▶ **Direction**
From the line containing "Give me the JSON representation" through the last line of the entries, output the text exactly. Pictures stay out.

▶ **Provided information**
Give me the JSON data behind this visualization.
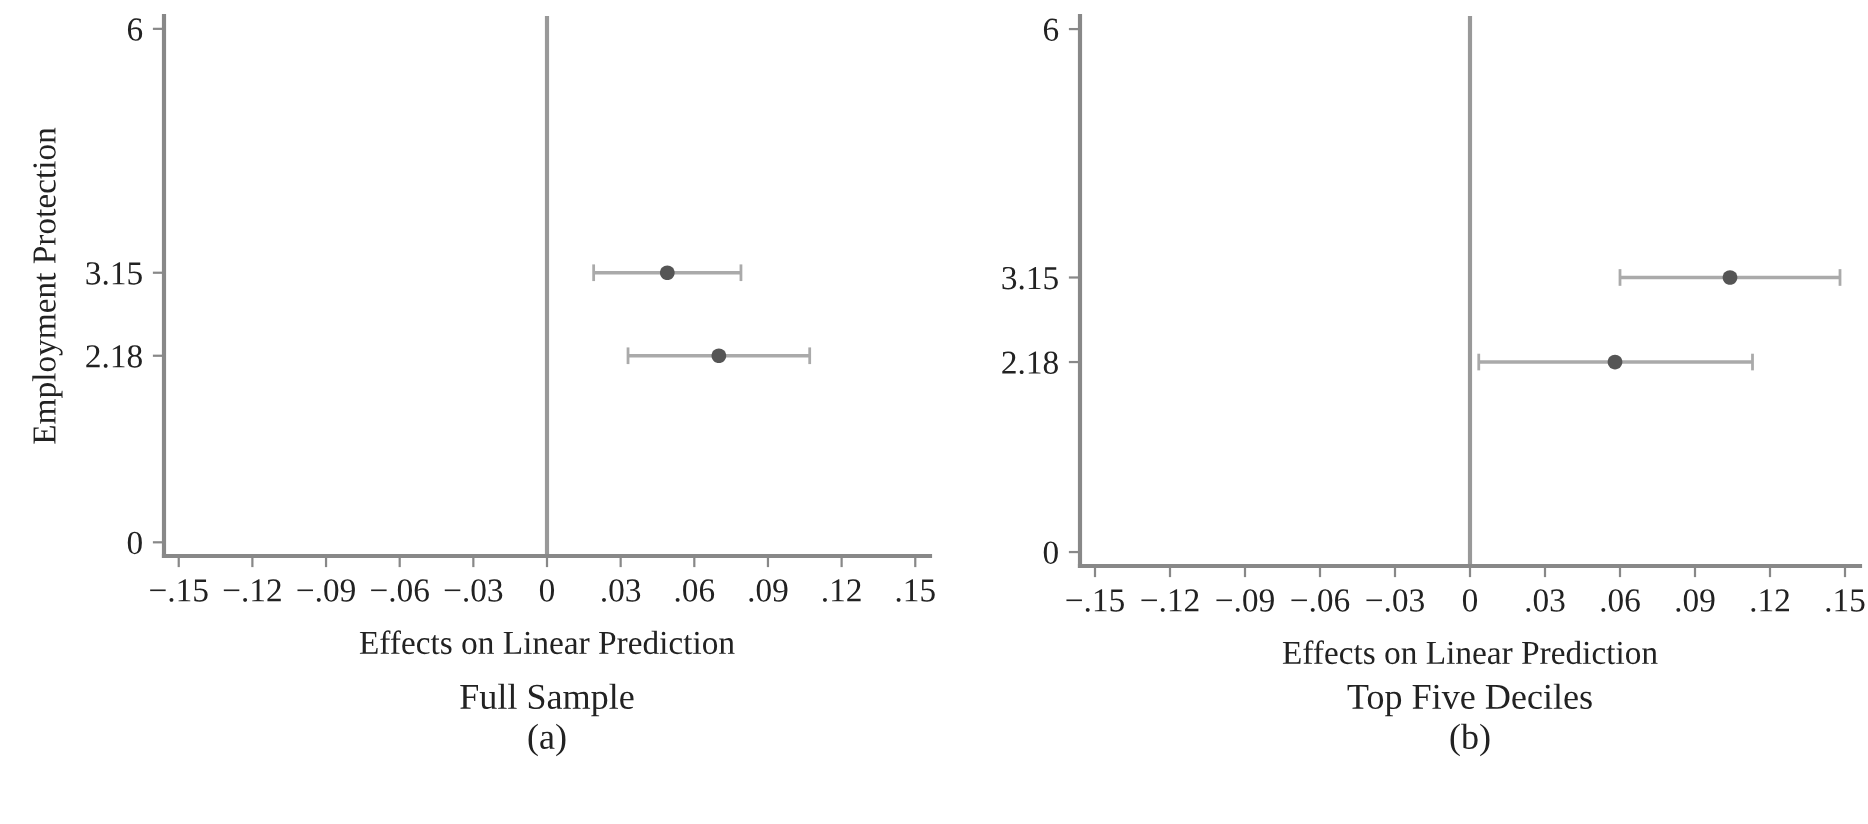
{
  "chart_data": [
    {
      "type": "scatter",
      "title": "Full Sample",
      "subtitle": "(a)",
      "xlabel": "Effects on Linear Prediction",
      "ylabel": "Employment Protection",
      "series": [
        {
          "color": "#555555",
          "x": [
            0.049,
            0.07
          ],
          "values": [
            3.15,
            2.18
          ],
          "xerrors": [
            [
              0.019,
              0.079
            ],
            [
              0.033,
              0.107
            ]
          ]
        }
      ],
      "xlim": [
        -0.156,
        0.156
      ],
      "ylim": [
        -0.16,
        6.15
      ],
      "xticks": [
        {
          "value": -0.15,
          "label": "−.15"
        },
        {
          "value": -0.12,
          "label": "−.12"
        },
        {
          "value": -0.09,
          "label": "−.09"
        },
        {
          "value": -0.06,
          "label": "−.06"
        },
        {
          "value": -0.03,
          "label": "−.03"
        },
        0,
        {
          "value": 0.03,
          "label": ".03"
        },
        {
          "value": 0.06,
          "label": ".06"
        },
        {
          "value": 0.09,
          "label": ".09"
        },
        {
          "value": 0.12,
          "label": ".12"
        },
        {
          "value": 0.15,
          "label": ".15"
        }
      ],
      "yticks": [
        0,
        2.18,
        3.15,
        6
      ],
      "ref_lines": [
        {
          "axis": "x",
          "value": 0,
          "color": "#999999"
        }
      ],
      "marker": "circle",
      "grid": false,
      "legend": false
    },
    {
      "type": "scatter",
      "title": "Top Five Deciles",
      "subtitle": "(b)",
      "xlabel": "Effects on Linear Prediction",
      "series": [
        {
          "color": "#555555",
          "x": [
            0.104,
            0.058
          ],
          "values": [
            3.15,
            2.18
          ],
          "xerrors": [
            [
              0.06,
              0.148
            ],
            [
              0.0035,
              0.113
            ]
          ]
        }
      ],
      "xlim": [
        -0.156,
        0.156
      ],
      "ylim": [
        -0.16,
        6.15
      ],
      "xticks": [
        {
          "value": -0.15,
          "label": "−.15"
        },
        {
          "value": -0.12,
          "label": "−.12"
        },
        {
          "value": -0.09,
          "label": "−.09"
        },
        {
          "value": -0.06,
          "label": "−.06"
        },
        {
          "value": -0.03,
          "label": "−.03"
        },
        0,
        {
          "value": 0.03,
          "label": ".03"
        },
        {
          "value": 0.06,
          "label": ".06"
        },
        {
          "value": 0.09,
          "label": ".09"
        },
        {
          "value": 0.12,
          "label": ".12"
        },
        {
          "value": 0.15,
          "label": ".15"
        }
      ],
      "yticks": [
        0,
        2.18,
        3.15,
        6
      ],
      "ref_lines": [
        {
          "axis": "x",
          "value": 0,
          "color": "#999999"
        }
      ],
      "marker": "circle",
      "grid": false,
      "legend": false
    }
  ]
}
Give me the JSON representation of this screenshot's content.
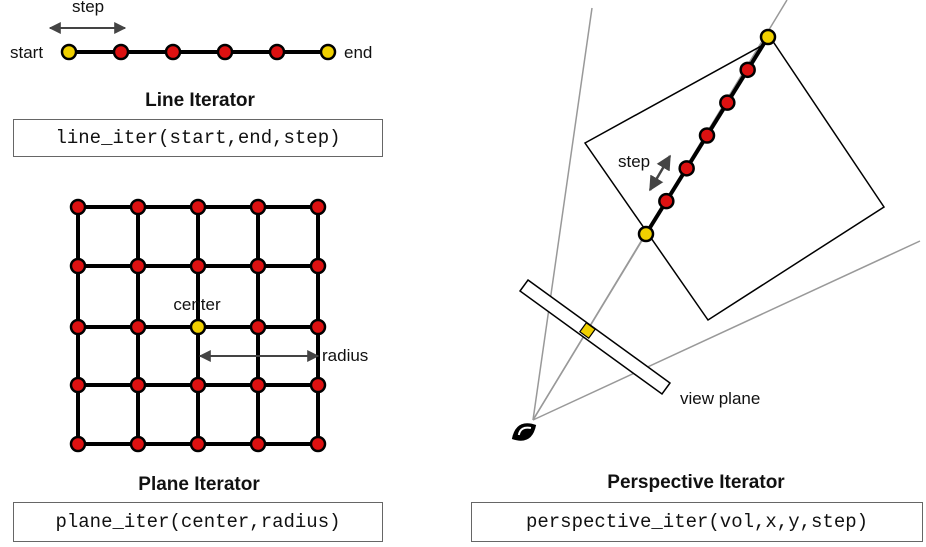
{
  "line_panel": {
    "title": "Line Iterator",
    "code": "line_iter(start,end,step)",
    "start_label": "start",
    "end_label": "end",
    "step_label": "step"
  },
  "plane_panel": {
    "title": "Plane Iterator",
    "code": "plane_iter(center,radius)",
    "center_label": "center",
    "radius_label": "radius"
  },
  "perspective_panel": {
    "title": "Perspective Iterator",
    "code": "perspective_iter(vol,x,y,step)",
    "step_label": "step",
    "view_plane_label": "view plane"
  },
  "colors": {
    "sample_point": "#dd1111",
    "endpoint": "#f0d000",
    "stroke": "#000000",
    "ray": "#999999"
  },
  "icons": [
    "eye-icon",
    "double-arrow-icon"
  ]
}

▶ **Result of this task**
Give me the JSON representation of this screenshot's content.
{
  "line_panel": {
    "title": "Line Iterator",
    "code": "line_iter(start,end,step)",
    "start_label": "start",
    "end_label": "end",
    "step_label": "step"
  },
  "plane_panel": {
    "title": "Plane Iterator",
    "code": "plane_iter(center,radius)",
    "center_label": "center",
    "radius_label": "radius"
  },
  "perspective_panel": {
    "title": "Perspective Iterator",
    "code": "perspective_iter(vol,x,y,step)",
    "step_label": "step",
    "view_plane_label": "view plane"
  },
  "colors": {
    "sample_point": "#dd1111",
    "endpoint": "#f0d000",
    "stroke": "#000000",
    "ray": "#999999"
  },
  "icons": [
    "eye-icon",
    "double-arrow-icon"
  ]
}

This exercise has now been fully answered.